What is asked -
Identify every line in the records below that contains the word "screenshot", and reproduce each one.

Entries shown -
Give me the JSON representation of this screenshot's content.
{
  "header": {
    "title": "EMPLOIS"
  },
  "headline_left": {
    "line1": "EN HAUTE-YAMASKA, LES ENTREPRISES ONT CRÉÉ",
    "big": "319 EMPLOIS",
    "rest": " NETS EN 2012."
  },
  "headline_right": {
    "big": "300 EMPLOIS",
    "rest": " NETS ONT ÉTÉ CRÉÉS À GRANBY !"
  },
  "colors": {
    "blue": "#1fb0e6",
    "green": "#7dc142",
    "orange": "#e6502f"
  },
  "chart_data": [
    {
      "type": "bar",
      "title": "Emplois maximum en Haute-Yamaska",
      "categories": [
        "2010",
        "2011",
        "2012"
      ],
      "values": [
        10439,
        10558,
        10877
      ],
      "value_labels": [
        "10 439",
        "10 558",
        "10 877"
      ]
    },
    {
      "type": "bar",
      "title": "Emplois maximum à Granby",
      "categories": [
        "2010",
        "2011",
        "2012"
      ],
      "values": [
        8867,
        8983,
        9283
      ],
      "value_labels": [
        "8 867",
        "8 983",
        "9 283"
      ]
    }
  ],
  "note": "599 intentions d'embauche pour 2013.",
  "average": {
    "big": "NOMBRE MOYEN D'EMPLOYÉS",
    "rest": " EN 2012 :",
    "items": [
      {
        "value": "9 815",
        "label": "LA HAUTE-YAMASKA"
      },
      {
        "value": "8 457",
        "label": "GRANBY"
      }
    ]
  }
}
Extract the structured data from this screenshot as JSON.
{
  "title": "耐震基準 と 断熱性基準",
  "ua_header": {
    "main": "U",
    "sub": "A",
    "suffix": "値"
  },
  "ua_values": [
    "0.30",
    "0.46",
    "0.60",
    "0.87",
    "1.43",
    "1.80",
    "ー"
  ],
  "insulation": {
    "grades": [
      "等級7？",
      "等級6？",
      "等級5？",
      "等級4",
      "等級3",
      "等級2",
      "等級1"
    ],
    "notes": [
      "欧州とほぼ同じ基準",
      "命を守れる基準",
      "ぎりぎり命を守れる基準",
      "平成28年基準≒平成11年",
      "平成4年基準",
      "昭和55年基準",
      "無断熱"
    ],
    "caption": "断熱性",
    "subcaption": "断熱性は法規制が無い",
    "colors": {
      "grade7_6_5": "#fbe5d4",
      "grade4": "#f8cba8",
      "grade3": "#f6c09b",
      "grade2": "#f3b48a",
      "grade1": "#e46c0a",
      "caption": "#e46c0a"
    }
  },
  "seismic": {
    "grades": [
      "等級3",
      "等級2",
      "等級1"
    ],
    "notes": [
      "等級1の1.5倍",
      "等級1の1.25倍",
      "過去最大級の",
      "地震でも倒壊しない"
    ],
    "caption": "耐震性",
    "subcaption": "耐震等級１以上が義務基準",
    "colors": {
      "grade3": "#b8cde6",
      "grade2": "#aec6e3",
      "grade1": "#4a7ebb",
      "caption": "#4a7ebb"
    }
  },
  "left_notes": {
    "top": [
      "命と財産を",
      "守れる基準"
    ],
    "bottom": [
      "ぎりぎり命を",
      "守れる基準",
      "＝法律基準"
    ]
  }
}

Correct result -
Give me the JSON representation of this screenshot's content.
Extract the structured data from this screenshot as JSON.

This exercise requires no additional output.